[Source records]
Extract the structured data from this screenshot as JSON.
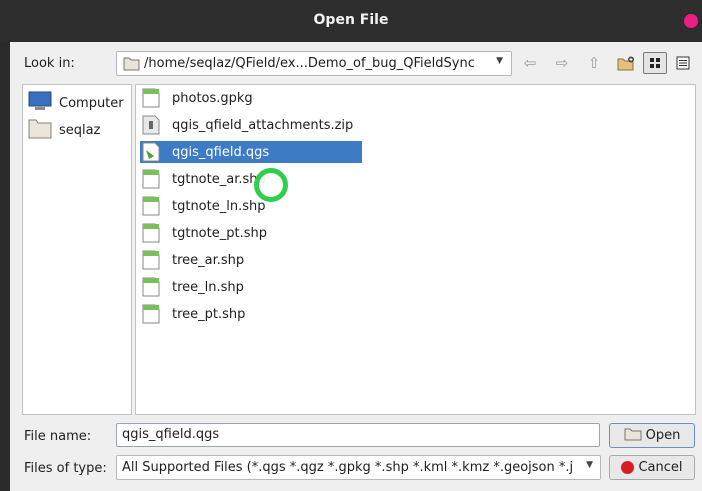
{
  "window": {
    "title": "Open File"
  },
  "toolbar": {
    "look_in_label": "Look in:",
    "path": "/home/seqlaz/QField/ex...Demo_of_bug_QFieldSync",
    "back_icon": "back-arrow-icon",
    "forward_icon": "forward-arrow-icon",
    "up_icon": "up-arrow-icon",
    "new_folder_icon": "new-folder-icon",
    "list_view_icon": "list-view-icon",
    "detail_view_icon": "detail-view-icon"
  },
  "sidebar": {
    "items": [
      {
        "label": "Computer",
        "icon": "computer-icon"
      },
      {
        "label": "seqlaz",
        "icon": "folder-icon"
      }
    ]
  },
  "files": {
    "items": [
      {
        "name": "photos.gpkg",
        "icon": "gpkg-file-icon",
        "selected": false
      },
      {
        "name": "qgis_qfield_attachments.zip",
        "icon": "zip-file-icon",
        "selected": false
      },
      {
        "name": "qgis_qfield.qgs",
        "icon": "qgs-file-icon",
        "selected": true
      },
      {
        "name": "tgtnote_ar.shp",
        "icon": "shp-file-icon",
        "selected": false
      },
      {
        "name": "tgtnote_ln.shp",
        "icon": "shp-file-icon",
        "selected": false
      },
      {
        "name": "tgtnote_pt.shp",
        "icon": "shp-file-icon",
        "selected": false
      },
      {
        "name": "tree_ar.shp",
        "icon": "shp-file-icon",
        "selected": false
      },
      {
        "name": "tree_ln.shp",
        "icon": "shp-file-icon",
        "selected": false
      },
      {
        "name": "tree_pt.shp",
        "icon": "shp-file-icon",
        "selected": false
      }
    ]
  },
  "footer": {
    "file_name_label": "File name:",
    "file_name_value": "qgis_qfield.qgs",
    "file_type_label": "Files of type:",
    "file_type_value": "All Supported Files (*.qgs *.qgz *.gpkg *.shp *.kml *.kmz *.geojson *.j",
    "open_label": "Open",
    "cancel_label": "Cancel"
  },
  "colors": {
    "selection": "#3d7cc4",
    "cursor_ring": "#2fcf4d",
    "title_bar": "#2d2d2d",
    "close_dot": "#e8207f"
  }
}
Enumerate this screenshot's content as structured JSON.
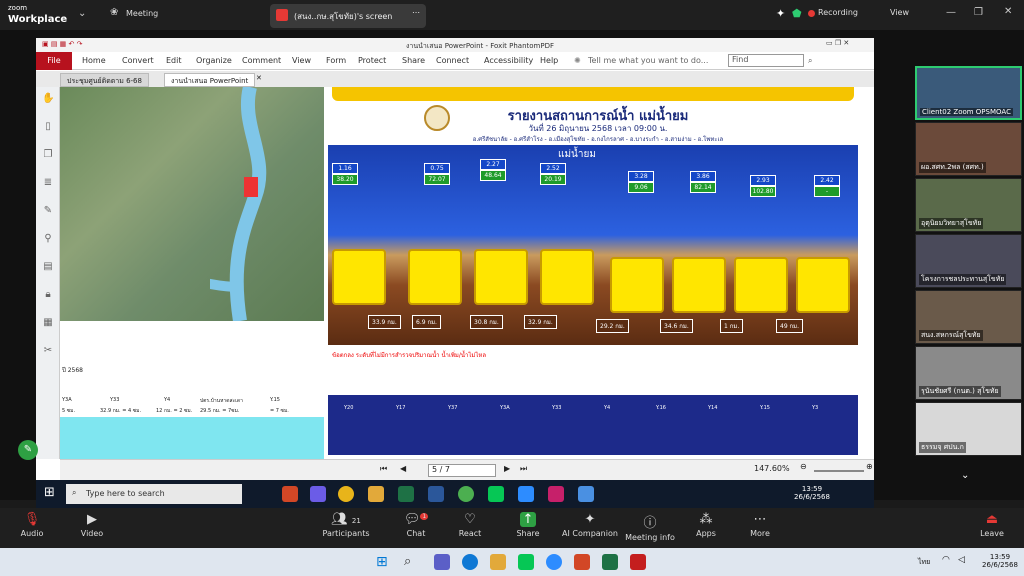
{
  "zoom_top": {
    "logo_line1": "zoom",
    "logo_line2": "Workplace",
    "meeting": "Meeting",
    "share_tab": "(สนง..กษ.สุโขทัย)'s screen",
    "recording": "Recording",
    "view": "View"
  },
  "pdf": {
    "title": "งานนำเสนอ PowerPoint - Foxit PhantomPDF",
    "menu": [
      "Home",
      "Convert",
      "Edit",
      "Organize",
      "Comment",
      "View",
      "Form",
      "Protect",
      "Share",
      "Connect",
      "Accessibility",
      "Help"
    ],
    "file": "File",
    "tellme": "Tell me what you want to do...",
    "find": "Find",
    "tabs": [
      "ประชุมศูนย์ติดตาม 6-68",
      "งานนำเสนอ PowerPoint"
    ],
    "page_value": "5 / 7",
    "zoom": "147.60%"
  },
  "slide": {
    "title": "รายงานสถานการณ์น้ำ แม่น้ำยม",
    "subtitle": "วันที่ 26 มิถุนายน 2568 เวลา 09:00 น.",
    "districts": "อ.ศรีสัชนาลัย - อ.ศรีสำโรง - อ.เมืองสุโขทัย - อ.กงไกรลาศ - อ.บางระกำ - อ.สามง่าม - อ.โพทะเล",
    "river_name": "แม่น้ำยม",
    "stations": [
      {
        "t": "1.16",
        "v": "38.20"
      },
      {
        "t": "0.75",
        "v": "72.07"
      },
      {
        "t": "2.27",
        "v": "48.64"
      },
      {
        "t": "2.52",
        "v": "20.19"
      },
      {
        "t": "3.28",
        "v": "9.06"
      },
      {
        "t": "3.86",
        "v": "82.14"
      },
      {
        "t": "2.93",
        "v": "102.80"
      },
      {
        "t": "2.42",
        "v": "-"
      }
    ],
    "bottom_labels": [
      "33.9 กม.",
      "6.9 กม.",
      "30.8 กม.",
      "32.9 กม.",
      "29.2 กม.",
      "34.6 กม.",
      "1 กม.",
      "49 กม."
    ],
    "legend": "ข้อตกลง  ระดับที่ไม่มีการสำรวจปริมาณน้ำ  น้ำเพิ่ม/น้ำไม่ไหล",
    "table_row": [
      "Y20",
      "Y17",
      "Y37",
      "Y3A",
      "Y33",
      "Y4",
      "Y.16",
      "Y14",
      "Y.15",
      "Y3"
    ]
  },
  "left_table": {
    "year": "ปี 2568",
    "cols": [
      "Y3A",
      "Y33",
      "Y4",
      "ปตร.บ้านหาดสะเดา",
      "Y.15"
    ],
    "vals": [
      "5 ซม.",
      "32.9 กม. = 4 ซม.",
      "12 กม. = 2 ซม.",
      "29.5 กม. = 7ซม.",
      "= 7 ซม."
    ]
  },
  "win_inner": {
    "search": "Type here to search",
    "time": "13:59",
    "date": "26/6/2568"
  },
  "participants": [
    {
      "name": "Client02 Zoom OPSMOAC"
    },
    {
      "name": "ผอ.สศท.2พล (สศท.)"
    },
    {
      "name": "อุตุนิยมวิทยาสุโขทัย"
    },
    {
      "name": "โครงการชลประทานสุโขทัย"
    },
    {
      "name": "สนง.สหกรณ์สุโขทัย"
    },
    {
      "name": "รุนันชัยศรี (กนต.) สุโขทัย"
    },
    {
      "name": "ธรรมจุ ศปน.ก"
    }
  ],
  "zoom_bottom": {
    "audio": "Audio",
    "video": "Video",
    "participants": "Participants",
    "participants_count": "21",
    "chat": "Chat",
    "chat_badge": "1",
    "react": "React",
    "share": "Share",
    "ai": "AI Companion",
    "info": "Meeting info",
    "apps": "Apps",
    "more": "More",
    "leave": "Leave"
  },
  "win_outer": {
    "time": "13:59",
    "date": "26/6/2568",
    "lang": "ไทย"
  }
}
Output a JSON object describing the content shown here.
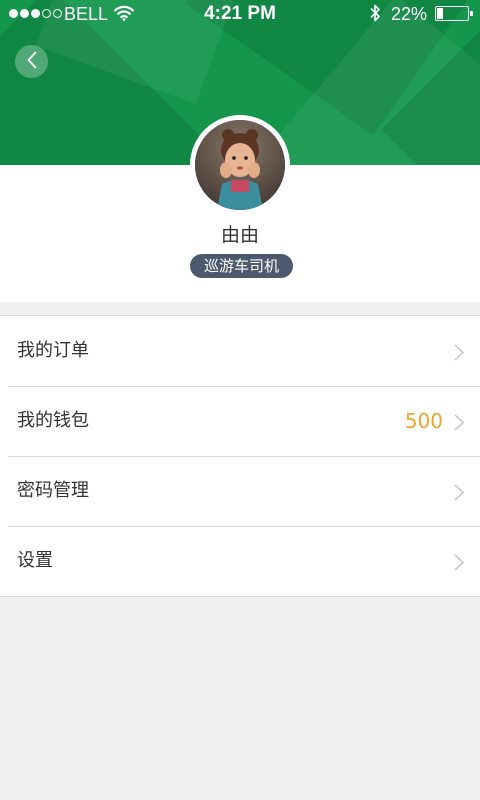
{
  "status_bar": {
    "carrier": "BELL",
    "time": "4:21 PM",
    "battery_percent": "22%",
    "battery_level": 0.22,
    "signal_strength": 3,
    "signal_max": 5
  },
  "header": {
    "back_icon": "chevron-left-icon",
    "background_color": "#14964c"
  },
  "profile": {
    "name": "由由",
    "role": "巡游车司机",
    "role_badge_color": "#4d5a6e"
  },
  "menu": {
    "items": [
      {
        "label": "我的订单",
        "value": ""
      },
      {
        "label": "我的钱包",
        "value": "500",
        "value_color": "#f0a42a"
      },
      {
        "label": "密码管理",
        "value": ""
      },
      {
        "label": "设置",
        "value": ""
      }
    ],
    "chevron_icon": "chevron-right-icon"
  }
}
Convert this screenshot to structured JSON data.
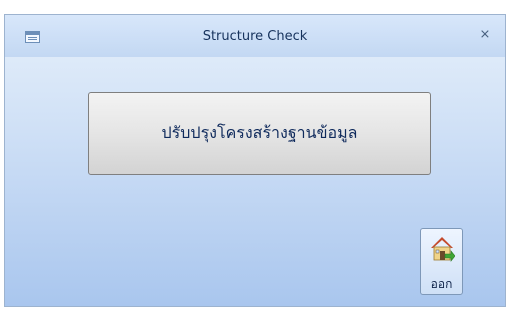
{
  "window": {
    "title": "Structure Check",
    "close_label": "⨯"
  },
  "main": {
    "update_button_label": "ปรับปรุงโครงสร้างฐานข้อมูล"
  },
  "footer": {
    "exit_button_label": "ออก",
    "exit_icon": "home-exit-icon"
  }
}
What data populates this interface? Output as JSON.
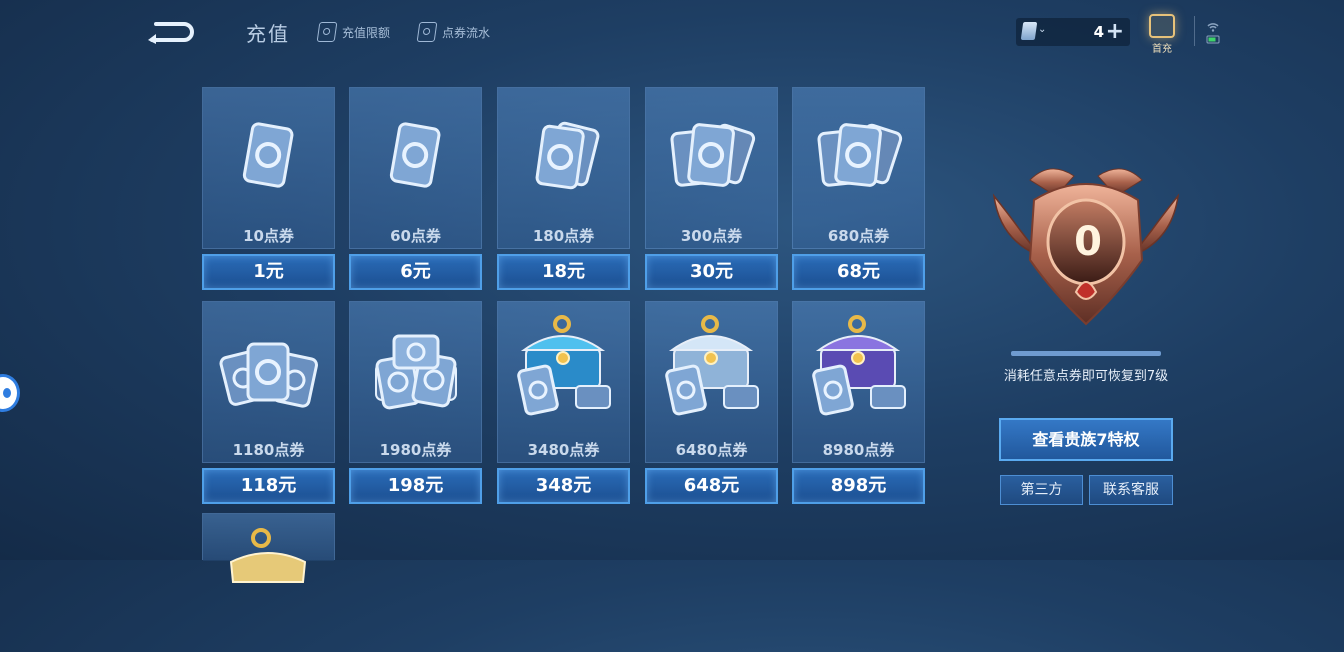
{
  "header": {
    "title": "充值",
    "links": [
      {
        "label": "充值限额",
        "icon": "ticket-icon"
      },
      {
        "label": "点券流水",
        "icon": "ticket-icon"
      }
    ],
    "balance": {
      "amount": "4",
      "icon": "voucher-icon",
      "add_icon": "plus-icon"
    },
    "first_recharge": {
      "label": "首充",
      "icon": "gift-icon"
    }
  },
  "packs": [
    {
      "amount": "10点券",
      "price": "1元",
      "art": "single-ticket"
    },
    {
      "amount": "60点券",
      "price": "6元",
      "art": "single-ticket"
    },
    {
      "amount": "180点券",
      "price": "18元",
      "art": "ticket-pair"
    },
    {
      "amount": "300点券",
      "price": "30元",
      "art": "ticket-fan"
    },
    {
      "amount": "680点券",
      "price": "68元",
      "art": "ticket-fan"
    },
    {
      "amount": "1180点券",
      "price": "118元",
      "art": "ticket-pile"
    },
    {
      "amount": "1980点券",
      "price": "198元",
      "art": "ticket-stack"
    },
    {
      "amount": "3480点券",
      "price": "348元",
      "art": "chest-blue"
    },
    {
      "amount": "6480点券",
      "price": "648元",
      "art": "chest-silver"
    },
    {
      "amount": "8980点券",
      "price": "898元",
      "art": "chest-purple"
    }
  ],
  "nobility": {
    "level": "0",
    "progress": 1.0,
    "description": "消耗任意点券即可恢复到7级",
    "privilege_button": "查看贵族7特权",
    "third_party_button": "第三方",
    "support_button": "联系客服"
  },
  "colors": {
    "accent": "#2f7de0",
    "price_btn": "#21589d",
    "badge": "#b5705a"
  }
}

▸ Given request
Output the line that contains "What data populates" and every subsequent line through the end of the entries, exactly as given, without pictures.

▸ Completed task
What data populates this interface? Output as JSON.
{
  "header": {
    "title": "充值",
    "links": [
      {
        "label": "充值限额",
        "icon": "ticket-icon"
      },
      {
        "label": "点券流水",
        "icon": "ticket-icon"
      }
    ],
    "balance": {
      "amount": "4",
      "icon": "voucher-icon",
      "add_icon": "plus-icon"
    },
    "first_recharge": {
      "label": "首充",
      "icon": "gift-icon"
    }
  },
  "packs": [
    {
      "amount": "10点券",
      "price": "1元",
      "art": "single-ticket"
    },
    {
      "amount": "60点券",
      "price": "6元",
      "art": "single-ticket"
    },
    {
      "amount": "180点券",
      "price": "18元",
      "art": "ticket-pair"
    },
    {
      "amount": "300点券",
      "price": "30元",
      "art": "ticket-fan"
    },
    {
      "amount": "680点券",
      "price": "68元",
      "art": "ticket-fan"
    },
    {
      "amount": "1180点券",
      "price": "118元",
      "art": "ticket-pile"
    },
    {
      "amount": "1980点券",
      "price": "198元",
      "art": "ticket-stack"
    },
    {
      "amount": "3480点券",
      "price": "348元",
      "art": "chest-blue"
    },
    {
      "amount": "6480点券",
      "price": "648元",
      "art": "chest-silver"
    },
    {
      "amount": "8980点券",
      "price": "898元",
      "art": "chest-purple"
    }
  ],
  "nobility": {
    "level": "0",
    "progress": 1.0,
    "description": "消耗任意点券即可恢复到7级",
    "privilege_button": "查看贵族7特权",
    "third_party_button": "第三方",
    "support_button": "联系客服"
  },
  "colors": {
    "accent": "#2f7de0",
    "price_btn": "#21589d",
    "badge": "#b5705a"
  }
}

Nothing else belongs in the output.